Short exercise:
Using the data beneath, show every line that includes the word "Descriptors".

================================

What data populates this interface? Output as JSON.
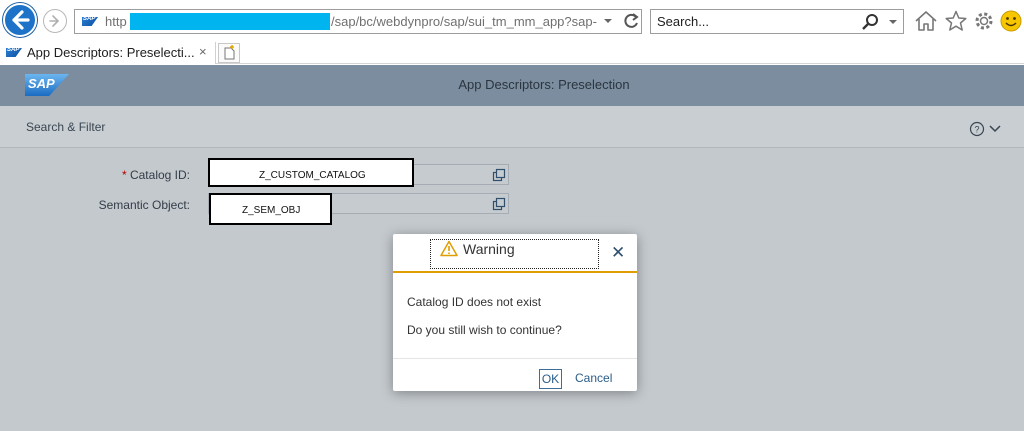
{
  "browser": {
    "url_prefix": "http",
    "url_rest": "/sap/bc/webdynpro/sap/sui_tm_mm_app?sap-",
    "search_placeholder": "Search...",
    "tab_title": "App Descriptors: Preselecti...",
    "tab_close": "×",
    "favicon_text": "SAP"
  },
  "shell": {
    "logo_text": "SAP",
    "title": "App Descriptors: Preselection"
  },
  "filterbar": {
    "title": "Search & Filter",
    "help_glyph": "?"
  },
  "fields": [
    {
      "required_mark": "*",
      "label": "Catalog ID:",
      "value": "Z_CUSTOM_CATALOG"
    },
    {
      "label": "Semantic Object:",
      "value": "Z_SEM_OBJ"
    }
  ],
  "dialog": {
    "title": "Warning",
    "close_glyph": "✕",
    "message_1": "Catalog ID does not exist",
    "message_2": "Do you still wish to continue?",
    "ok_label": "OK",
    "cancel_label": "Cancel"
  },
  "colors": {
    "shell_header": "#7b8d9e",
    "warning_accent": "#e09d00",
    "link_blue": "#2a5d8a",
    "url_redaction": "#00b4f0"
  }
}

================================

Written response:
    "tab_title": "App Descriptors: Preselecti...",
    "title": "App Descriptors: Preselection"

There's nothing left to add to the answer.